WHAT TO DO
Rewrite the data from the line with "tab-close-icon[interactable]: ×: [138, 13, 142, 19]" up to and including the line with "sidebar-item-chat[interactable]: Chat: [0, 90, 75, 103]". Put "bookmark-link" in place of "bookmark-item" and leave everything else unchanged.

TASK INPUT

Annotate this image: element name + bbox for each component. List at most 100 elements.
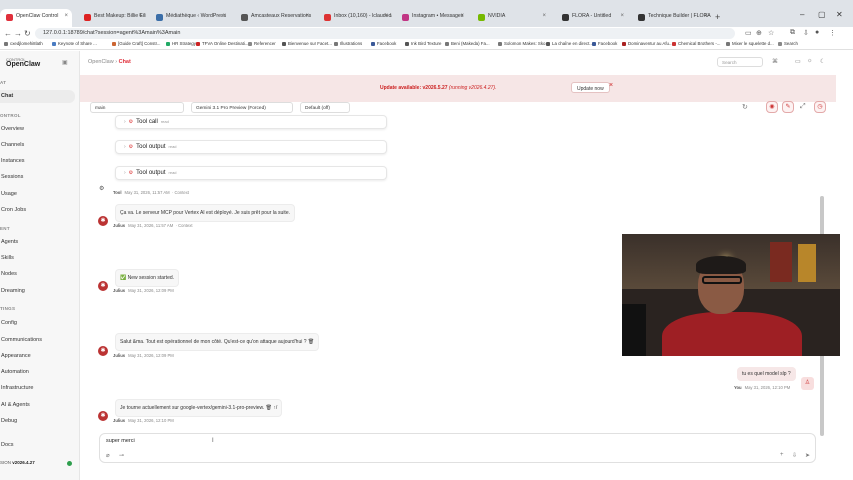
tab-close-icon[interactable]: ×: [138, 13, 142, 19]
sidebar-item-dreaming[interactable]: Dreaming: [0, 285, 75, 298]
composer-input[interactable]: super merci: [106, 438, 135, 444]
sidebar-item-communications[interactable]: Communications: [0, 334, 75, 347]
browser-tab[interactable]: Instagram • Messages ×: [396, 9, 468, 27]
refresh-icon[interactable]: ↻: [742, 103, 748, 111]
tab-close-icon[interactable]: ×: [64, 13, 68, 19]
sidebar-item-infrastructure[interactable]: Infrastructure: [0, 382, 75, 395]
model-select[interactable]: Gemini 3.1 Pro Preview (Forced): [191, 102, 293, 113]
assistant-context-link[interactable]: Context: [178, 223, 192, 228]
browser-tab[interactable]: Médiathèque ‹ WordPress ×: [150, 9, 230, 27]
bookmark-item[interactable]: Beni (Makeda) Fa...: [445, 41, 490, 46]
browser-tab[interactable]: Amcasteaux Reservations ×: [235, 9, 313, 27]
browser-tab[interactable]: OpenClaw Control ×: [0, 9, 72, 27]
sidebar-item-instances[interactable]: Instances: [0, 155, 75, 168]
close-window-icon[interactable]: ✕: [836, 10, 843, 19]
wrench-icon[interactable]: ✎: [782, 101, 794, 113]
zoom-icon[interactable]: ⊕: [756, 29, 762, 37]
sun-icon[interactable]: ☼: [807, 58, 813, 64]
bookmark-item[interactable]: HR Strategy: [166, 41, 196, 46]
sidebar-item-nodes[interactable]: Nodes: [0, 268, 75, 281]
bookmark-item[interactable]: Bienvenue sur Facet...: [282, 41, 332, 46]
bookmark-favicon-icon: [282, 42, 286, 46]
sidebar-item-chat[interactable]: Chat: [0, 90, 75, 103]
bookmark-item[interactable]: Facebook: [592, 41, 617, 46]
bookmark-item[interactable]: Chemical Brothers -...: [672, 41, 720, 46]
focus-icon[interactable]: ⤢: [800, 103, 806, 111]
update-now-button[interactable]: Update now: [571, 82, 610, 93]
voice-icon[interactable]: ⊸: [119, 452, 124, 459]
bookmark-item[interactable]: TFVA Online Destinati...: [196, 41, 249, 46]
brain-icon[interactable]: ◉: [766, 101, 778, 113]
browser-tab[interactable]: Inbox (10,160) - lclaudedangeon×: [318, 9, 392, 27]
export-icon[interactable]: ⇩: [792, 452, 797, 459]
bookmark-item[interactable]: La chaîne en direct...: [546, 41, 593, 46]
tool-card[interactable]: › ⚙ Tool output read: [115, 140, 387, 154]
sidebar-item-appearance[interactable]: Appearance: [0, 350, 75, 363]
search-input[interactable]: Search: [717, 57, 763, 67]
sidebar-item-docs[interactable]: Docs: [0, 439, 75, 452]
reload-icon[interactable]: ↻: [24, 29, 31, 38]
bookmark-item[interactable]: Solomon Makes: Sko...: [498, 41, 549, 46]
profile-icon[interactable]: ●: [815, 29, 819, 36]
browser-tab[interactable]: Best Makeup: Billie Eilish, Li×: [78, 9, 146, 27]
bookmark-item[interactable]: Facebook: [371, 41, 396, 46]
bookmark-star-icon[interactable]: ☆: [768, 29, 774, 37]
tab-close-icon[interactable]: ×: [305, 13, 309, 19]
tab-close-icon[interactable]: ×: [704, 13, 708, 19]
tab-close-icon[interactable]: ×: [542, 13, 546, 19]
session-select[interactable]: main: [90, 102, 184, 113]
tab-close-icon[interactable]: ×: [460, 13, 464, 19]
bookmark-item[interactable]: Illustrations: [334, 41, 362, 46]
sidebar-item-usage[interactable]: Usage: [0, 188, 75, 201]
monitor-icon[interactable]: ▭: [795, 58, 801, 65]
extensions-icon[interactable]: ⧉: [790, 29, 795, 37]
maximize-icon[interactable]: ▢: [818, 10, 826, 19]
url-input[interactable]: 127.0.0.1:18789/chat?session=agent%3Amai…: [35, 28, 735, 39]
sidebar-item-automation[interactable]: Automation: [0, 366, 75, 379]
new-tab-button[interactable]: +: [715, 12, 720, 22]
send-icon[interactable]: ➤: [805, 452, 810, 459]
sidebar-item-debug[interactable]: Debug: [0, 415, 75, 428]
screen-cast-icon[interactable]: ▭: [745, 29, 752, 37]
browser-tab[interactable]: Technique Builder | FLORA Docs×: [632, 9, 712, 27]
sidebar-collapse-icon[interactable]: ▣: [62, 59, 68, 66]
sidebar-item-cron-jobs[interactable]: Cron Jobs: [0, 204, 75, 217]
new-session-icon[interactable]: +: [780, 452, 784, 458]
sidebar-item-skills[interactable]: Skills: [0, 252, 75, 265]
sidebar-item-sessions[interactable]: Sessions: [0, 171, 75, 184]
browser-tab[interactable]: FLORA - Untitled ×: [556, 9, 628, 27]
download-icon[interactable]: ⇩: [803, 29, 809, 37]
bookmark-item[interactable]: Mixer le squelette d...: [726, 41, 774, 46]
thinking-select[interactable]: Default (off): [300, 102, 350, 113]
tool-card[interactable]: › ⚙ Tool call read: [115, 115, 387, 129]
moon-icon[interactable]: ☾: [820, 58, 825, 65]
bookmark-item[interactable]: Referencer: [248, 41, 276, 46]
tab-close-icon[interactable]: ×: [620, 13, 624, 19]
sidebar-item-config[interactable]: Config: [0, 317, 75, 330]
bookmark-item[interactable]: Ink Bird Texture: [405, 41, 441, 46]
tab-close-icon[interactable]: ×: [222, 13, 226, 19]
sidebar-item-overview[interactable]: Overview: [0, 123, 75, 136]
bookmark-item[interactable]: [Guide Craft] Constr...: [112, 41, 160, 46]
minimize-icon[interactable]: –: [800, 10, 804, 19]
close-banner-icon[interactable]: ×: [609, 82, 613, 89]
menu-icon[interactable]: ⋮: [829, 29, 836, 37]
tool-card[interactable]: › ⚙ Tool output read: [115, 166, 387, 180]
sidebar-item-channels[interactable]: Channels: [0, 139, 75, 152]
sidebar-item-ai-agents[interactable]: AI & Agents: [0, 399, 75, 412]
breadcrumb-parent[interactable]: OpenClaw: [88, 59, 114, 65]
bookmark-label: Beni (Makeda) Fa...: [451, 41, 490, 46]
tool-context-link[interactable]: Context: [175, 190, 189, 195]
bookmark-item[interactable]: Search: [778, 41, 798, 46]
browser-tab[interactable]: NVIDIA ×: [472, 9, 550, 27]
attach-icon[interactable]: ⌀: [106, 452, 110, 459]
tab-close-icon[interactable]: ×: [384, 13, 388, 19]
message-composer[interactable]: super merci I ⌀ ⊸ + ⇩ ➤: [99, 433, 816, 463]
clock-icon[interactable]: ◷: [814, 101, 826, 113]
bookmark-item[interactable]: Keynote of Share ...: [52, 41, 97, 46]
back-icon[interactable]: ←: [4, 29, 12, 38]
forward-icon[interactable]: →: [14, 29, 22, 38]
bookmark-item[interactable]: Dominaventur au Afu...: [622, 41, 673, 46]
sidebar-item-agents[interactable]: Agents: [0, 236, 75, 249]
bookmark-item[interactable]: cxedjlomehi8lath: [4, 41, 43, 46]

...

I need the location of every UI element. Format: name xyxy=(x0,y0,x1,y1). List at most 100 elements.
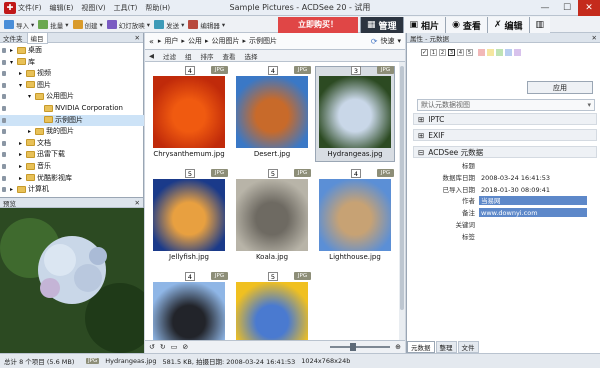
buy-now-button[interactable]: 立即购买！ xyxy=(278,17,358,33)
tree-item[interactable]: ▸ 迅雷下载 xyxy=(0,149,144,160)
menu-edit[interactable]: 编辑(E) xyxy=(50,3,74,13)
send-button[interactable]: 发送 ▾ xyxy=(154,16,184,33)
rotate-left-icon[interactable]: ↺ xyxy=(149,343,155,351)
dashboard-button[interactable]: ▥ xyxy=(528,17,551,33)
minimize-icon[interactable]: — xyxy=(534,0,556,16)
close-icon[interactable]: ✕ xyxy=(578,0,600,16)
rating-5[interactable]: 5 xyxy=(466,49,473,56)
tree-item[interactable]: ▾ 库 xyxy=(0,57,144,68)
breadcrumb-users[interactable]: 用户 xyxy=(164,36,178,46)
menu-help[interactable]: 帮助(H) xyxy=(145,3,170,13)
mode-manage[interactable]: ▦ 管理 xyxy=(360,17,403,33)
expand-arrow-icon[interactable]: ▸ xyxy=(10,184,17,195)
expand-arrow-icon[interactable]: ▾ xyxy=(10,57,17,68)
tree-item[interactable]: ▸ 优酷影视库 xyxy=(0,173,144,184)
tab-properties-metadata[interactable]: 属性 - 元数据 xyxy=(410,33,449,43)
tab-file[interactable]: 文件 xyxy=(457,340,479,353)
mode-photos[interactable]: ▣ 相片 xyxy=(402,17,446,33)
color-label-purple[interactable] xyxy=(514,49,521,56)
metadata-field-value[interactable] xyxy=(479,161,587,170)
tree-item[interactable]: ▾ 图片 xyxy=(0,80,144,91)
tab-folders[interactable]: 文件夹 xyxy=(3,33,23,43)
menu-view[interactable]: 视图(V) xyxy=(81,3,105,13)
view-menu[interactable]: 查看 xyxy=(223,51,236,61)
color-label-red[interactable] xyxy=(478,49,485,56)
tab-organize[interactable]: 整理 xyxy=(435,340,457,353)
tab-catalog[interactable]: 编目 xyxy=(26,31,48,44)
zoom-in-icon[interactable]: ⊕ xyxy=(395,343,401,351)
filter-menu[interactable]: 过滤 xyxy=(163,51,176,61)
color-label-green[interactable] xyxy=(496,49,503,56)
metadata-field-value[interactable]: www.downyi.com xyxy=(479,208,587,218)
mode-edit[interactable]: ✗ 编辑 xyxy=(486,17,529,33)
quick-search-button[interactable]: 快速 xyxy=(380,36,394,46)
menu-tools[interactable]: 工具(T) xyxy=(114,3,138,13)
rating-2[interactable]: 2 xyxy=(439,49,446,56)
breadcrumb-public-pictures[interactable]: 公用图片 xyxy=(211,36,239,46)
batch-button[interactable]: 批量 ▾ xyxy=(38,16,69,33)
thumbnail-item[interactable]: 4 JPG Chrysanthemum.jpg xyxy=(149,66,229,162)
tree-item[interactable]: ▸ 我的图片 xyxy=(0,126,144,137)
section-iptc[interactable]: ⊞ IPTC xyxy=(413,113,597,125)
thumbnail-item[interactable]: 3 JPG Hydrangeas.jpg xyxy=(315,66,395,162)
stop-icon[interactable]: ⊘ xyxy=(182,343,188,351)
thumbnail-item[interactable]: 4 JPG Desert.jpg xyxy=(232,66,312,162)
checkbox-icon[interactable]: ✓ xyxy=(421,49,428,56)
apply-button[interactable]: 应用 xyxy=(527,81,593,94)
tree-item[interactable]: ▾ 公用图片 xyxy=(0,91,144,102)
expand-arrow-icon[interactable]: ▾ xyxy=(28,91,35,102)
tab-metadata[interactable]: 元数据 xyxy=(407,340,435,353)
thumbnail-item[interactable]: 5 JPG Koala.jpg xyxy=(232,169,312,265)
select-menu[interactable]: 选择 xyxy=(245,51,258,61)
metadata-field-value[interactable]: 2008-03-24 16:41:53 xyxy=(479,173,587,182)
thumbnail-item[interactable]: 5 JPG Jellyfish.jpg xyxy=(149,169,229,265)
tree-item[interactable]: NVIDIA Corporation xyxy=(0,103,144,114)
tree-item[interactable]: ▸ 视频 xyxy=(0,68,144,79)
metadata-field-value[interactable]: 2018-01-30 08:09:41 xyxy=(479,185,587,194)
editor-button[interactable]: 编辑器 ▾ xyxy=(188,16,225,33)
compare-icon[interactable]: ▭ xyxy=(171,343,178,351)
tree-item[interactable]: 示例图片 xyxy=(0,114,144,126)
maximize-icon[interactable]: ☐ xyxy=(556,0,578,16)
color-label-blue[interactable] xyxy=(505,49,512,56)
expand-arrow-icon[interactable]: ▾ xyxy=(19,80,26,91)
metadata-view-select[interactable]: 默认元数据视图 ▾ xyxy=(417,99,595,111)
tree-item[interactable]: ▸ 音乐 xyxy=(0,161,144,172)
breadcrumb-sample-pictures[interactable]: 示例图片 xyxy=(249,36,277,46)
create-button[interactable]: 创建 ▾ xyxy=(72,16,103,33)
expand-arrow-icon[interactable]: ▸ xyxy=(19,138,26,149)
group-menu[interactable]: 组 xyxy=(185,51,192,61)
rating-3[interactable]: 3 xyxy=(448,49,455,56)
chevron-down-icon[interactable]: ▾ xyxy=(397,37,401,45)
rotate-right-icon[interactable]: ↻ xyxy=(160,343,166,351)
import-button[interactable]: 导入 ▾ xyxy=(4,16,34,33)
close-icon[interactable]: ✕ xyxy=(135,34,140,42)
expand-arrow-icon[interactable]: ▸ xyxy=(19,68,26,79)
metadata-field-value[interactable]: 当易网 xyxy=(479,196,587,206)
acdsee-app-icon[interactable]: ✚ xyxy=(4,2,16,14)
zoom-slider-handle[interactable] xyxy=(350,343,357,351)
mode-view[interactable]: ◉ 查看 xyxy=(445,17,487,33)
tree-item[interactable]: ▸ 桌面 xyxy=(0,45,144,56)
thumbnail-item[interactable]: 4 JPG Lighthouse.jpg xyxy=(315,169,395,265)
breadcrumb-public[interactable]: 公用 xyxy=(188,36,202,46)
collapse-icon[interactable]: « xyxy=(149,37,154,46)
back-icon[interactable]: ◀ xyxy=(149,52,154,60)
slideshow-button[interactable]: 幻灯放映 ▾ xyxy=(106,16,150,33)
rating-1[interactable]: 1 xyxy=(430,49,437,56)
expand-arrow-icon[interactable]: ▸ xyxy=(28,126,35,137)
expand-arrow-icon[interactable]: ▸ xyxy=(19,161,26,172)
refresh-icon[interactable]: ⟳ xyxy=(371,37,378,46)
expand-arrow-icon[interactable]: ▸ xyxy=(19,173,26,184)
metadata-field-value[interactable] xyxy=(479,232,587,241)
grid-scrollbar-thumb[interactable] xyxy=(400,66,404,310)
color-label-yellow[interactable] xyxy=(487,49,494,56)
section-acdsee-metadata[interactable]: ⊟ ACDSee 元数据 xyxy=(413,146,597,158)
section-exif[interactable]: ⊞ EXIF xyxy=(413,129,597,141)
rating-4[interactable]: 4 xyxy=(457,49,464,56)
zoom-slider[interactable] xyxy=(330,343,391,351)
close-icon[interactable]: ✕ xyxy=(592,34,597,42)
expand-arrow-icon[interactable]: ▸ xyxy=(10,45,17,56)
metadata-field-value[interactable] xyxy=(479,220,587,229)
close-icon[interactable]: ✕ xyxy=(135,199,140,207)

---

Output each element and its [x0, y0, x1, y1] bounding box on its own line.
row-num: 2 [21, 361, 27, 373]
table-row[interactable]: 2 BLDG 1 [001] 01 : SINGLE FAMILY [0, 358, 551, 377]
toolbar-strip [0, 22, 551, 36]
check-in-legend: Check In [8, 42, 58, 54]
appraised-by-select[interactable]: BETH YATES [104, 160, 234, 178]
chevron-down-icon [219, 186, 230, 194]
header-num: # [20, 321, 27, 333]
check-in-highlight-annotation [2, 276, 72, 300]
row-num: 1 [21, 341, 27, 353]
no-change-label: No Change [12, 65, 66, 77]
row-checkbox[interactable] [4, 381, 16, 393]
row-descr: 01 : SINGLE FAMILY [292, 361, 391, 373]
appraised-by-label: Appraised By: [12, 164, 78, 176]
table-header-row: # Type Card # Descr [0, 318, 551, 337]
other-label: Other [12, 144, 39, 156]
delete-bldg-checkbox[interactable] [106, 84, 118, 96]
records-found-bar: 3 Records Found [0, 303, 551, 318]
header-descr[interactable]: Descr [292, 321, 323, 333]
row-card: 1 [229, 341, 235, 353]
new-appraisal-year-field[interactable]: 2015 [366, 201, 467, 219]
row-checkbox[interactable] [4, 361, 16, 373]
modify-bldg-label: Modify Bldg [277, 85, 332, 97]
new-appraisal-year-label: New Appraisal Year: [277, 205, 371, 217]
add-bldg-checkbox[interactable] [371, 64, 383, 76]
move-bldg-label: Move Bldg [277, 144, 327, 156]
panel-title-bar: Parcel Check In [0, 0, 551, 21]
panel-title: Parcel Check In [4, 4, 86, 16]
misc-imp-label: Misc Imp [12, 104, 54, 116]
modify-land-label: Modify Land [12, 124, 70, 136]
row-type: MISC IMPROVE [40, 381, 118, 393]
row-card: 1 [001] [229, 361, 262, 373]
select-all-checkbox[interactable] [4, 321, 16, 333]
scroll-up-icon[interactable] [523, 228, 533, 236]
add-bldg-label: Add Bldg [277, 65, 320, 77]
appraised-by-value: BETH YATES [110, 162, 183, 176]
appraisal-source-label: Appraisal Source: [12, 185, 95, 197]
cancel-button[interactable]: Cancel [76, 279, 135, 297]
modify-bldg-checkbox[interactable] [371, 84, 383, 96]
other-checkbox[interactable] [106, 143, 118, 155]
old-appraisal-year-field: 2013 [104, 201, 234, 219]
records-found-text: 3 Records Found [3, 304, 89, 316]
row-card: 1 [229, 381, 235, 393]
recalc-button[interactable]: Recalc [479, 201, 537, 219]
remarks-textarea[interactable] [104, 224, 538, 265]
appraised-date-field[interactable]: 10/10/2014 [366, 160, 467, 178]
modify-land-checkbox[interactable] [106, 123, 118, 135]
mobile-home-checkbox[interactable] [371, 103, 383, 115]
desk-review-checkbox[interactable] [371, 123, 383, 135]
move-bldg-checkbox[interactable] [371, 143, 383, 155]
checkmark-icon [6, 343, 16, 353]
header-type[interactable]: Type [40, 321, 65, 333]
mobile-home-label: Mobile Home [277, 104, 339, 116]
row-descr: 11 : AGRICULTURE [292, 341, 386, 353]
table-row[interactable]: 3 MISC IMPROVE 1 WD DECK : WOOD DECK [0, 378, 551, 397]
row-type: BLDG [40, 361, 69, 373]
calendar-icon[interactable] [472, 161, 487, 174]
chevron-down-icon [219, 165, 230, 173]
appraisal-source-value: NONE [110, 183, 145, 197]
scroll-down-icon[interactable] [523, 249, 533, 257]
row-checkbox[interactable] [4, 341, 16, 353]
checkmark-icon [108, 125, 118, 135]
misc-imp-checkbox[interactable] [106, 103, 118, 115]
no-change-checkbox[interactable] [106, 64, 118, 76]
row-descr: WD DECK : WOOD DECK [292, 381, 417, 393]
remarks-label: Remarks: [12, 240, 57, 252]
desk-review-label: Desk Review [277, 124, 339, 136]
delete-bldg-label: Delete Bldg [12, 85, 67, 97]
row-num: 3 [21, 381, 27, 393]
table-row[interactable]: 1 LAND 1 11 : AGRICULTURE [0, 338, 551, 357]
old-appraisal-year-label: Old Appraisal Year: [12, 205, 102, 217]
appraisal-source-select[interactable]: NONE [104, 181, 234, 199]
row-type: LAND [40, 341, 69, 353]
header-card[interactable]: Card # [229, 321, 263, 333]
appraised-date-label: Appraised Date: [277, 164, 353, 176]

OUTPUT
tab-close-icon[interactable]: ×: [138, 13, 142, 19]
sidebar-item-dreaming[interactable]: Dreaming: [0, 285, 75, 298]
composer-input[interactable]: super merci: [106, 438, 135, 444]
sidebar-item-communications[interactable]: Communications: [0, 334, 75, 347]
browser-tab[interactable]: Instagram • Messages ×: [396, 9, 468, 27]
refresh-icon[interactable]: ↻: [742, 103, 748, 111]
tab-close-icon[interactable]: ×: [64, 13, 68, 19]
sidebar-item-infrastructure[interactable]: Infrastructure: [0, 382, 75, 395]
model-select[interactable]: Gemini 3.1 Pro Preview (Forced): [191, 102, 293, 113]
assistant-context-link[interactable]: Context: [178, 223, 192, 228]
browser-tab[interactable]: Médiathèque ‹ WordPress ×: [150, 9, 230, 27]
bookmark-link[interactable]: Beni (Makeda) Fa...: [445, 41, 490, 46]
browser-tab[interactable]: Amcasteaux Reservations ×: [235, 9, 313, 27]
browser-tab[interactable]: OpenClaw Control ×: [0, 9, 72, 27]
sidebar-item-instances[interactable]: Instances: [0, 155, 75, 168]
close-window-icon[interactable]: ✕: [836, 10, 843, 19]
wrench-icon[interactable]: ✎: [782, 101, 794, 113]
zoom-icon[interactable]: ⊕: [756, 29, 762, 37]
sun-icon[interactable]: ☼: [807, 58, 813, 64]
bookmark-link[interactable]: HR Strategy: [166, 41, 196, 46]
sidebar-item-nodes[interactable]: Nodes: [0, 268, 75, 281]
bookmark-link[interactable]: Bienvenue sur Facet...: [282, 41, 332, 46]
bookmark-favicon-icon: [282, 42, 286, 46]
sidebar-item-chat[interactable]: Chat: [0, 90, 75, 103]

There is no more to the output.